● **Listing**:
<<<<
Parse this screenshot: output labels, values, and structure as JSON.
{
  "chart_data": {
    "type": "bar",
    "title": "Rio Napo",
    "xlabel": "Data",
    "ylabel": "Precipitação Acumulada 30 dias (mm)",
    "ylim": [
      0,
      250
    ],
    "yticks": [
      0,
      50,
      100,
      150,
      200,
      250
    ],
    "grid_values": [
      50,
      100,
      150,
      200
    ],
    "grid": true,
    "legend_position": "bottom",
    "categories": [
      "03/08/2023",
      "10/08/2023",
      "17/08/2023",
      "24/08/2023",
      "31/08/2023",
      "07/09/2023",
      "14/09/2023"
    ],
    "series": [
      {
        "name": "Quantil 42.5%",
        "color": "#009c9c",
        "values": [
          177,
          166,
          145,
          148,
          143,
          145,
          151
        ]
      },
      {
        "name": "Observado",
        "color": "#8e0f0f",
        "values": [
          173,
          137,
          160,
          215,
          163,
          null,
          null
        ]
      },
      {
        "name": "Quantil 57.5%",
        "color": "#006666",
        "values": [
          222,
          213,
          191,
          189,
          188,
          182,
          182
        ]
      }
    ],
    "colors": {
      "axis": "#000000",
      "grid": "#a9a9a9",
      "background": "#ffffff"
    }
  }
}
>>>>
Show the lines that mention the word "name".

        "name": "Quantil 42.5%",
        "name": "Observado",
        "name": "Quantil 57.5%",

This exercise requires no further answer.